Given data

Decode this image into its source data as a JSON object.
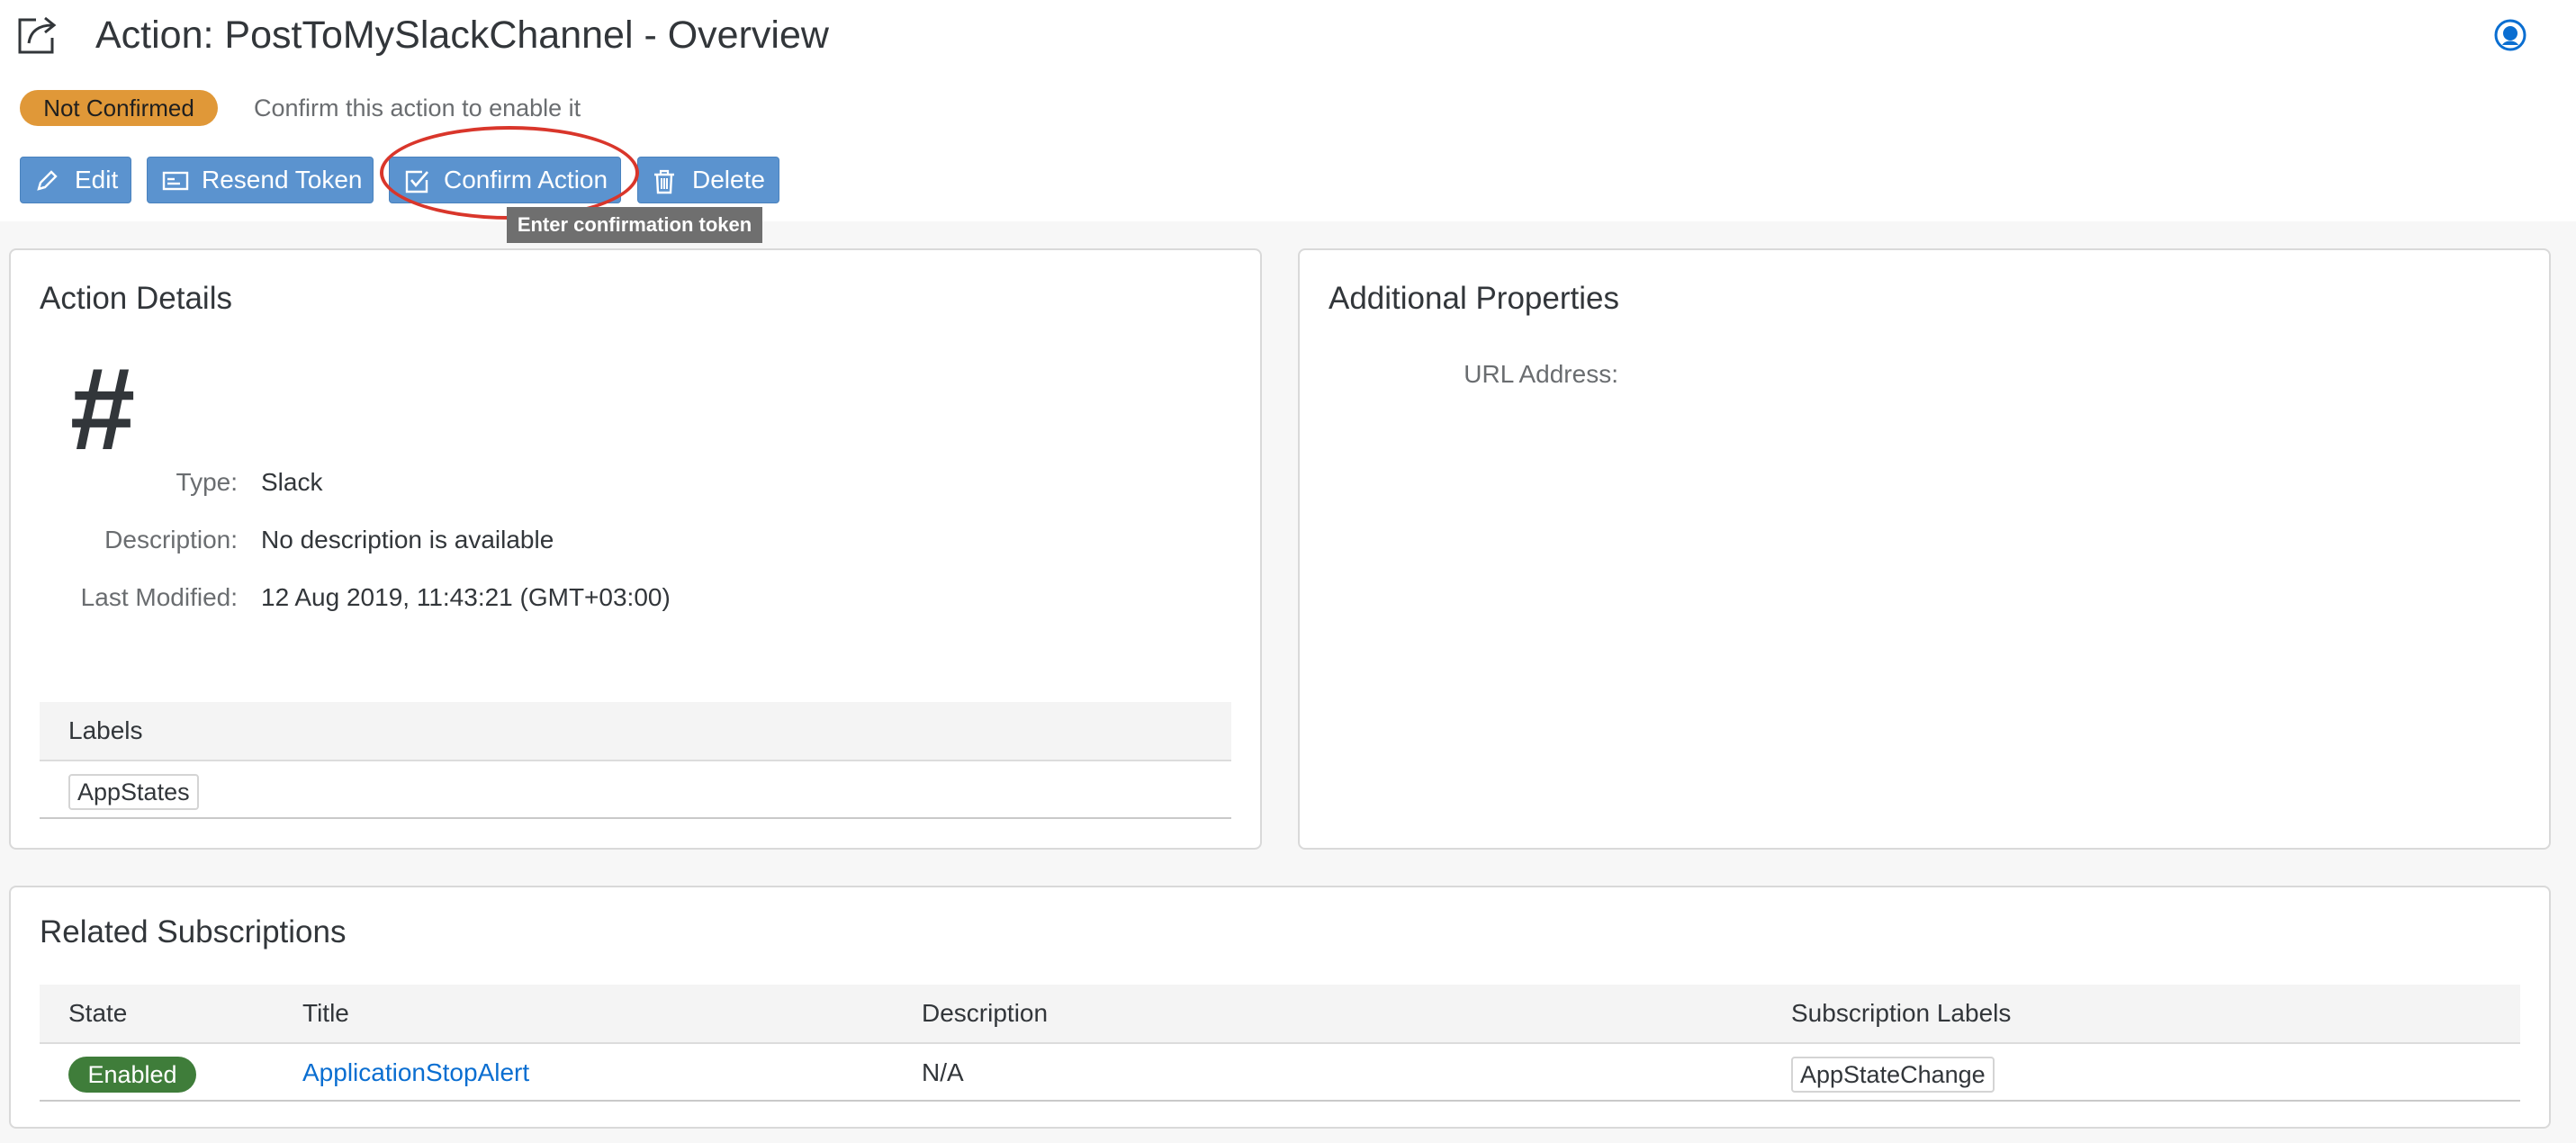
{
  "header": {
    "title": "Action: PostToMySlackChannel - Overview",
    "status": "Not Confirmed",
    "status_hint": "Confirm this action to enable it",
    "toolbar": {
      "edit": "Edit",
      "resend_token": "Resend Token",
      "confirm_action": "Confirm Action",
      "delete": "Delete"
    },
    "tooltip": "Enter confirmation token"
  },
  "action_details": {
    "title": "Action Details",
    "icon": "hash-icon",
    "type_label": "Type:",
    "type_value": "Slack",
    "description_label": "Description:",
    "description_value": "No description is available",
    "last_modified_label": "Last Modified:",
    "last_modified_value": "12 Aug 2019, 11:43:21 (GMT+03:00)",
    "labels_header": "Labels",
    "labels": [
      "AppStates"
    ]
  },
  "additional_properties": {
    "title": "Additional Properties",
    "url_label": "URL Address:",
    "url_value": ""
  },
  "related_subscriptions": {
    "title": "Related Subscriptions",
    "columns": [
      "State",
      "Title",
      "Description",
      "Subscription Labels"
    ],
    "rows": [
      {
        "state": "Enabled",
        "title": "ApplicationStopAlert",
        "description": "N/A",
        "labels": "AppStateChange"
      }
    ]
  },
  "colors": {
    "button": "#5b93cf",
    "warning_badge": "#e09838",
    "success_badge": "#3f7d3a",
    "link": "#0a6ed1",
    "annotation": "#d9362b"
  }
}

Short task
Scan the material above for the string "this" and report each line where you find it.

Problem solution
Decode this image into its source data as a JSON object.
    "status_hint": "Confirm this action to enable it",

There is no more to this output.